## Your instructions
Restate the data word for word and leave the images out.
Begin Raw records
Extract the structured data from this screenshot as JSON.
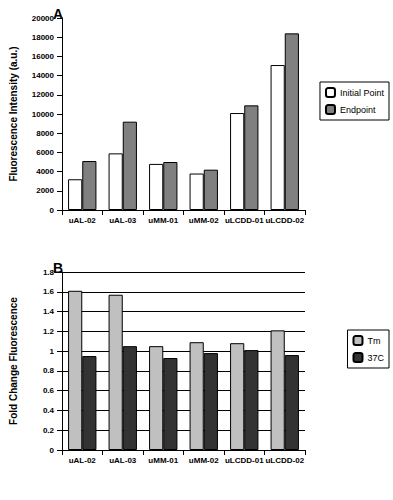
{
  "chart_data": [
    {
      "type": "bar",
      "title": "A",
      "categories": [
        "uAL-02",
        "uAL-03",
        "uMM-01",
        "uMM-02",
        "uLCDD-01",
        "uLCDD-02"
      ],
      "series": [
        {
          "name": "Initial Point",
          "color": "#ffffff",
          "values": [
            3200,
            5900,
            4800,
            3800,
            10100,
            15100
          ]
        },
        {
          "name": "Endpoint",
          "color": "#808080",
          "values": [
            5100,
            9200,
            5000,
            4200,
            10900,
            18400
          ]
        }
      ],
      "y_label": "Fluorescence Intensity (a.u.)",
      "ylim": [
        0,
        20000
      ],
      "yticks": [
        0,
        2000,
        4000,
        6000,
        8000,
        10000,
        12000,
        14000,
        16000,
        18000,
        20000
      ],
      "grid": false,
      "legend": "right"
    },
    {
      "type": "bar",
      "title": "B",
      "categories": [
        "uAL-02",
        "uAL-03",
        "uMM-01",
        "uMM-02",
        "uLCDD-01",
        "uLCDD-02"
      ],
      "series": [
        {
          "name": "Tm",
          "color": "#c0c0c0",
          "values": [
            1.61,
            1.57,
            1.05,
            1.09,
            1.08,
            1.21
          ]
        },
        {
          "name": "37C",
          "color": "#333333",
          "values": [
            0.95,
            1.05,
            0.93,
            0.98,
            1.01,
            0.96
          ]
        }
      ],
      "y_label": "Fold Change Fluorescence",
      "ylim": [
        0,
        1.8
      ],
      "yticks": [
        0,
        0.2,
        0.4,
        0.6,
        0.8,
        1,
        1.2,
        1.4,
        1.6,
        1.8
      ],
      "grid": true,
      "legend": "right"
    }
  ]
}
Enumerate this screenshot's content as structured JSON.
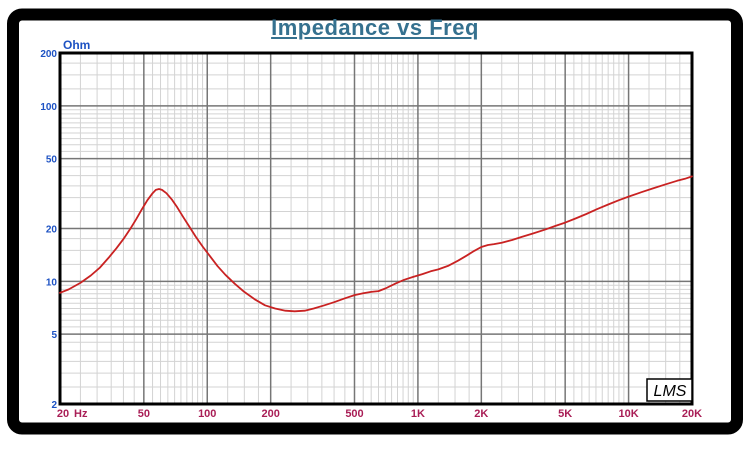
{
  "window": {
    "background": "#ffffff",
    "frame_color": "#000000"
  },
  "title": {
    "text": "Impedance vs Freq",
    "color": "#35718f"
  },
  "chart_data": {
    "type": "line",
    "title": "Impedance vs Freq",
    "grid": {
      "major_color": "#767676",
      "minor_color": "#d3d3d3",
      "multipliers": [
        1,
        1.25,
        1.5,
        1.75,
        2,
        2.5,
        3,
        3.5,
        4,
        4.5,
        5,
        5.5,
        6,
        6.5,
        7,
        7.5,
        8,
        8.5,
        9,
        9.5
      ],
      "major_multipliers": [
        1,
        2,
        5
      ]
    },
    "x_axis": {
      "unit_label": "Hz",
      "scale": "log",
      "min": 20,
      "max": 20000,
      "tick_color": "#a91e56",
      "ticks": [
        {
          "value": 20,
          "label": "20"
        },
        {
          "value": 50,
          "label": "50"
        },
        {
          "value": 100,
          "label": "100"
        },
        {
          "value": 200,
          "label": "200"
        },
        {
          "value": 500,
          "label": "500"
        },
        {
          "value": 1000,
          "label": "1K"
        },
        {
          "value": 2000,
          "label": "2K"
        },
        {
          "value": 5000,
          "label": "5K"
        },
        {
          "value": 10000,
          "label": "10K"
        },
        {
          "value": 20000,
          "label": "20K"
        }
      ]
    },
    "y_axis": {
      "unit_label": "Ohm",
      "scale": "log",
      "min": 2,
      "max": 200,
      "tick_color": "#1d52c3",
      "ticks": [
        {
          "value": 200,
          "label": "200"
        },
        {
          "value": 100,
          "label": "100"
        },
        {
          "value": 50,
          "label": "50"
        },
        {
          "value": 20,
          "label": "20"
        },
        {
          "value": 10,
          "label": "10"
        },
        {
          "value": 5,
          "label": "5"
        },
        {
          "value": 2,
          "label": "2"
        }
      ]
    },
    "series": [
      {
        "name": "impedance",
        "color": "#c92222",
        "points": [
          [
            20,
            8.6
          ],
          [
            22,
            9.0
          ],
          [
            25,
            9.8
          ],
          [
            28,
            10.8
          ],
          [
            31,
            12.0
          ],
          [
            34,
            13.6
          ],
          [
            37,
            15.4
          ],
          [
            40,
            17.4
          ],
          [
            43,
            19.8
          ],
          [
            46,
            22.6
          ],
          [
            49,
            25.8
          ],
          [
            52,
            29.0
          ],
          [
            55,
            31.8
          ],
          [
            57,
            33.2
          ],
          [
            59,
            33.6
          ],
          [
            61,
            33.2
          ],
          [
            64,
            31.8
          ],
          [
            68,
            29.2
          ],
          [
            72,
            26.4
          ],
          [
            77,
            23.2
          ],
          [
            82,
            20.6
          ],
          [
            88,
            18.0
          ],
          [
            95,
            15.8
          ],
          [
            103,
            13.9
          ],
          [
            112,
            12.2
          ],
          [
            122,
            10.9
          ],
          [
            135,
            9.7
          ],
          [
            150,
            8.7
          ],
          [
            168,
            7.9
          ],
          [
            188,
            7.3
          ],
          [
            210,
            7.0
          ],
          [
            235,
            6.8
          ],
          [
            260,
            6.75
          ],
          [
            290,
            6.8
          ],
          [
            320,
            7.0
          ],
          [
            360,
            7.3
          ],
          [
            400,
            7.6
          ],
          [
            450,
            8.0
          ],
          [
            500,
            8.35
          ],
          [
            550,
            8.55
          ],
          [
            600,
            8.7
          ],
          [
            650,
            8.8
          ],
          [
            700,
            9.1
          ],
          [
            780,
            9.7
          ],
          [
            860,
            10.2
          ],
          [
            950,
            10.6
          ],
          [
            1050,
            11.0
          ],
          [
            1150,
            11.4
          ],
          [
            1250,
            11.7
          ],
          [
            1400,
            12.3
          ],
          [
            1550,
            13.1
          ],
          [
            1700,
            14.0
          ],
          [
            1850,
            14.9
          ],
          [
            2000,
            15.7
          ],
          [
            2150,
            16.1
          ],
          [
            2300,
            16.3
          ],
          [
            2500,
            16.6
          ],
          [
            2800,
            17.2
          ],
          [
            3100,
            17.9
          ],
          [
            3500,
            18.7
          ],
          [
            4000,
            19.7
          ],
          [
            4500,
            20.7
          ],
          [
            5000,
            21.6
          ],
          [
            5600,
            22.8
          ],
          [
            6300,
            24.2
          ],
          [
            7100,
            25.8
          ],
          [
            8000,
            27.4
          ],
          [
            9000,
            29.0
          ],
          [
            10000,
            30.4
          ],
          [
            11500,
            32.2
          ],
          [
            13000,
            33.8
          ],
          [
            15000,
            35.7
          ],
          [
            17000,
            37.4
          ],
          [
            18500,
            38.4
          ],
          [
            20000,
            39.6
          ]
        ]
      }
    ],
    "logo_text": "LMS"
  }
}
End Raw records
## Exercise output
Extract the structured data from this screenshot as JSON.
{
  "chart_data": [
    {
      "type": "bar",
      "title": "A",
      "categories": [
        "uAL-02",
        "uAL-03",
        "uMM-01",
        "uMM-02",
        "uLCDD-01",
        "uLCDD-02"
      ],
      "series": [
        {
          "name": "Initial Point",
          "color": "#ffffff",
          "values": [
            3200,
            5900,
            4800,
            3800,
            10100,
            15100
          ]
        },
        {
          "name": "Endpoint",
          "color": "#808080",
          "values": [
            5100,
            9200,
            5000,
            4200,
            10900,
            18400
          ]
        }
      ],
      "y_label": "Fluorescence Intensity (a.u.)",
      "ylim": [
        0,
        20000
      ],
      "yticks": [
        0,
        2000,
        4000,
        6000,
        8000,
        10000,
        12000,
        14000,
        16000,
        18000,
        20000
      ],
      "grid": false,
      "legend": "right"
    },
    {
      "type": "bar",
      "title": "B",
      "categories": [
        "uAL-02",
        "uAL-03",
        "uMM-01",
        "uMM-02",
        "uLCDD-01",
        "uLCDD-02"
      ],
      "series": [
        {
          "name": "Tm",
          "color": "#c0c0c0",
          "values": [
            1.61,
            1.57,
            1.05,
            1.09,
            1.08,
            1.21
          ]
        },
        {
          "name": "37C",
          "color": "#333333",
          "values": [
            0.95,
            1.05,
            0.93,
            0.98,
            1.01,
            0.96
          ]
        }
      ],
      "y_label": "Fold Change Fluorescence",
      "ylim": [
        0,
        1.8
      ],
      "yticks": [
        0,
        0.2,
        0.4,
        0.6,
        0.8,
        1,
        1.2,
        1.4,
        1.6,
        1.8
      ],
      "grid": true,
      "legend": "right"
    }
  ]
}
Enumerate this screenshot's content as structured JSON.
{
  "window": {
    "background": "#ffffff",
    "frame_color": "#000000"
  },
  "title": {
    "text": "Impedance vs Freq",
    "color": "#35718f"
  },
  "chart_data": {
    "type": "line",
    "title": "Impedance vs Freq",
    "grid": {
      "major_color": "#767676",
      "minor_color": "#d3d3d3",
      "multipliers": [
        1,
        1.25,
        1.5,
        1.75,
        2,
        2.5,
        3,
        3.5,
        4,
        4.5,
        5,
        5.5,
        6,
        6.5,
        7,
        7.5,
        8,
        8.5,
        9,
        9.5
      ],
      "major_multipliers": [
        1,
        2,
        5
      ]
    },
    "x_axis": {
      "unit_label": "Hz",
      "scale": "log",
      "min": 20,
      "max": 20000,
      "tick_color": "#a91e56",
      "ticks": [
        {
          "value": 20,
          "label": "20"
        },
        {
          "value": 50,
          "label": "50"
        },
        {
          "value": 100,
          "label": "100"
        },
        {
          "value": 200,
          "label": "200"
        },
        {
          "value": 500,
          "label": "500"
        },
        {
          "value": 1000,
          "label": "1K"
        },
        {
          "value": 2000,
          "label": "2K"
        },
        {
          "value": 5000,
          "label": "5K"
        },
        {
          "value": 10000,
          "label": "10K"
        },
        {
          "value": 20000,
          "label": "20K"
        }
      ]
    },
    "y_axis": {
      "unit_label": "Ohm",
      "scale": "log",
      "min": 2,
      "max": 200,
      "tick_color": "#1d52c3",
      "ticks": [
        {
          "value": 200,
          "label": "200"
        },
        {
          "value": 100,
          "label": "100"
        },
        {
          "value": 50,
          "label": "50"
        },
        {
          "value": 20,
          "label": "20"
        },
        {
          "value": 10,
          "label": "10"
        },
        {
          "value": 5,
          "label": "5"
        },
        {
          "value": 2,
          "label": "2"
        }
      ]
    },
    "series": [
      {
        "name": "impedance",
        "color": "#c92222",
        "points": [
          [
            20,
            8.6
          ],
          [
            22,
            9.0
          ],
          [
            25,
            9.8
          ],
          [
            28,
            10.8
          ],
          [
            31,
            12.0
          ],
          [
            34,
            13.6
          ],
          [
            37,
            15.4
          ],
          [
            40,
            17.4
          ],
          [
            43,
            19.8
          ],
          [
            46,
            22.6
          ],
          [
            49,
            25.8
          ],
          [
            52,
            29.0
          ],
          [
            55,
            31.8
          ],
          [
            57,
            33.2
          ],
          [
            59,
            33.6
          ],
          [
            61,
            33.2
          ],
          [
            64,
            31.8
          ],
          [
            68,
            29.2
          ],
          [
            72,
            26.4
          ],
          [
            77,
            23.2
          ],
          [
            82,
            20.6
          ],
          [
            88,
            18.0
          ],
          [
            95,
            15.8
          ],
          [
            103,
            13.9
          ],
          [
            112,
            12.2
          ],
          [
            122,
            10.9
          ],
          [
            135,
            9.7
          ],
          [
            150,
            8.7
          ],
          [
            168,
            7.9
          ],
          [
            188,
            7.3
          ],
          [
            210,
            7.0
          ],
          [
            235,
            6.8
          ],
          [
            260,
            6.75
          ],
          [
            290,
            6.8
          ],
          [
            320,
            7.0
          ],
          [
            360,
            7.3
          ],
          [
            400,
            7.6
          ],
          [
            450,
            8.0
          ],
          [
            500,
            8.35
          ],
          [
            550,
            8.55
          ],
          [
            600,
            8.7
          ],
          [
            650,
            8.8
          ],
          [
            700,
            9.1
          ],
          [
            780,
            9.7
          ],
          [
            860,
            10.2
          ],
          [
            950,
            10.6
          ],
          [
            1050,
            11.0
          ],
          [
            1150,
            11.4
          ],
          [
            1250,
            11.7
          ],
          [
            1400,
            12.3
          ],
          [
            1550,
            13.1
          ],
          [
            1700,
            14.0
          ],
          [
            1850,
            14.9
          ],
          [
            2000,
            15.7
          ],
          [
            2150,
            16.1
          ],
          [
            2300,
            16.3
          ],
          [
            2500,
            16.6
          ],
          [
            2800,
            17.2
          ],
          [
            3100,
            17.9
          ],
          [
            3500,
            18.7
          ],
          [
            4000,
            19.7
          ],
          [
            4500,
            20.7
          ],
          [
            5000,
            21.6
          ],
          [
            5600,
            22.8
          ],
          [
            6300,
            24.2
          ],
          [
            7100,
            25.8
          ],
          [
            8000,
            27.4
          ],
          [
            9000,
            29.0
          ],
          [
            10000,
            30.4
          ],
          [
            11500,
            32.2
          ],
          [
            13000,
            33.8
          ],
          [
            15000,
            35.7
          ],
          [
            17000,
            37.4
          ],
          [
            18500,
            38.4
          ],
          [
            20000,
            39.6
          ]
        ]
      }
    ],
    "logo_text": "LMS"
  }
}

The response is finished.